— start Dataset —

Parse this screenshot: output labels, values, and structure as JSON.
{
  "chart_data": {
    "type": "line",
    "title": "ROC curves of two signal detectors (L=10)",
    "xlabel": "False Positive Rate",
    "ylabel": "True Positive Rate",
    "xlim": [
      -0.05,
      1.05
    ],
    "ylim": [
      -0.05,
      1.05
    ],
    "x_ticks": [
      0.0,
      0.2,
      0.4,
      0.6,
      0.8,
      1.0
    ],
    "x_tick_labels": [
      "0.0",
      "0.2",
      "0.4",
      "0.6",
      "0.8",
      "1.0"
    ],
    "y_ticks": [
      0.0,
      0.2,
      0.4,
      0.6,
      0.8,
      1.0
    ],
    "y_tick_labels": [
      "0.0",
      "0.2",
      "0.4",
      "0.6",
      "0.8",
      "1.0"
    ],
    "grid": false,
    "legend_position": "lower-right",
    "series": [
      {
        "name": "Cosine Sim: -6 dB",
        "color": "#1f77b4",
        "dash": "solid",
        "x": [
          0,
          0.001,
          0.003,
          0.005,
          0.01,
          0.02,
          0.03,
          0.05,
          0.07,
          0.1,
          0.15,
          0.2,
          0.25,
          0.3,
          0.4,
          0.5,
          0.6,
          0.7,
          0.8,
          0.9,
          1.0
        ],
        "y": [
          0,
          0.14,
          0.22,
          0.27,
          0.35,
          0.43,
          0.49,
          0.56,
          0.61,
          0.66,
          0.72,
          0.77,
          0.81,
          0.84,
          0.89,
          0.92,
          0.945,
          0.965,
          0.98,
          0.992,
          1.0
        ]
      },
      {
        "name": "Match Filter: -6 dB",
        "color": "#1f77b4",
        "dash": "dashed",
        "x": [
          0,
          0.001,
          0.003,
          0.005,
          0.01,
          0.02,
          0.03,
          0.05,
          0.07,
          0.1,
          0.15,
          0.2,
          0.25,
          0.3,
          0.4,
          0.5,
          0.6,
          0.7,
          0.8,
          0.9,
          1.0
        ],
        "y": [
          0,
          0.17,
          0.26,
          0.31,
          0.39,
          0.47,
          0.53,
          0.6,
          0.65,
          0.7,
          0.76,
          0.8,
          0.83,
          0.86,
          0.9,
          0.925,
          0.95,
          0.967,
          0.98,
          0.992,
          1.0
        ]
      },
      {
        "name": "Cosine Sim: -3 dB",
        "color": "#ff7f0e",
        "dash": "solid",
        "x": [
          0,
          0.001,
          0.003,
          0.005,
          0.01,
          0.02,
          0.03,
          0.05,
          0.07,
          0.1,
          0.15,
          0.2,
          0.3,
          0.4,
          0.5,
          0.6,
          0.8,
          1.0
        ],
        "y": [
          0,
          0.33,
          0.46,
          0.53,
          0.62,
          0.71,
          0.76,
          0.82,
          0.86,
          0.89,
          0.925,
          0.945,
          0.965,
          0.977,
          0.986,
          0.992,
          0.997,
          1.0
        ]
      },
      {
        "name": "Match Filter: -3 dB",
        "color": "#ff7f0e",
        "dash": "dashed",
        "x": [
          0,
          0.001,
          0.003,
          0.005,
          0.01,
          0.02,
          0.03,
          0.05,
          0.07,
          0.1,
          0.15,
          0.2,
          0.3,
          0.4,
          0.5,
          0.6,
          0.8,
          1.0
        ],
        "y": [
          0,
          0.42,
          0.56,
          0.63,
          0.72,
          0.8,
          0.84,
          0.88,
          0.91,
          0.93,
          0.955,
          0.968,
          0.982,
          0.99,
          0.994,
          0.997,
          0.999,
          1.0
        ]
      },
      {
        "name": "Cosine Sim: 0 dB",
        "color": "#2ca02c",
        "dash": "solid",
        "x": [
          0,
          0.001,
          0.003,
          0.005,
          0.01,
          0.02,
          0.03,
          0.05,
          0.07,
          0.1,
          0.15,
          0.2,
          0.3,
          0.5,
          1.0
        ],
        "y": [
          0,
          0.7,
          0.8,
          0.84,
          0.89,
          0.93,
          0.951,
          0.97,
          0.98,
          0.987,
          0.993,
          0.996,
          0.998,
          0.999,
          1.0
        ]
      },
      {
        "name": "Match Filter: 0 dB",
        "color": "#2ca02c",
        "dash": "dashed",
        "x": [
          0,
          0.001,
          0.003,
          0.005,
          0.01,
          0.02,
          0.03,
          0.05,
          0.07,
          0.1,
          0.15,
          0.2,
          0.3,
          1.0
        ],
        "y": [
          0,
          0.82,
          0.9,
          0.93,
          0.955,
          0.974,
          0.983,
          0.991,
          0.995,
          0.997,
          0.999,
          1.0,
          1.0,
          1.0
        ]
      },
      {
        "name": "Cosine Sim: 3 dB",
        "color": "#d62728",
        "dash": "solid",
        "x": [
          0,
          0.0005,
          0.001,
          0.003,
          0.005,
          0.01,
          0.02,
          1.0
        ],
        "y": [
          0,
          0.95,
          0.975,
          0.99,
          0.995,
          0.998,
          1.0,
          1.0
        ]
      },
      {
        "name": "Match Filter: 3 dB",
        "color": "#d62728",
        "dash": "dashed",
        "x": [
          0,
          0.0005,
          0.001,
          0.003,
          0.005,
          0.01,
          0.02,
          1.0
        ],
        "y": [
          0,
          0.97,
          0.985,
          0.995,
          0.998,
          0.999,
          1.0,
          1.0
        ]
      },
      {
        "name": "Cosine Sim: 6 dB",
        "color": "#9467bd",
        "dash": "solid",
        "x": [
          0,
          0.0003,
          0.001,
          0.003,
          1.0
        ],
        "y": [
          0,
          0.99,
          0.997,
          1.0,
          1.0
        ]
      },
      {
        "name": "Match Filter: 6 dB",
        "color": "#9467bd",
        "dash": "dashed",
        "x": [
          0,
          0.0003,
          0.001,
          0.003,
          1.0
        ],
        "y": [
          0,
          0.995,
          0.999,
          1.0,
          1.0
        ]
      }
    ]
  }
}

— end Dataset —

#### Your instructions:
Extract every line from the records above that contains the word "Positive".

#### Exercise output:
    "xlabel": "False Positive Rate",
    "ylabel": "True Positive Rate",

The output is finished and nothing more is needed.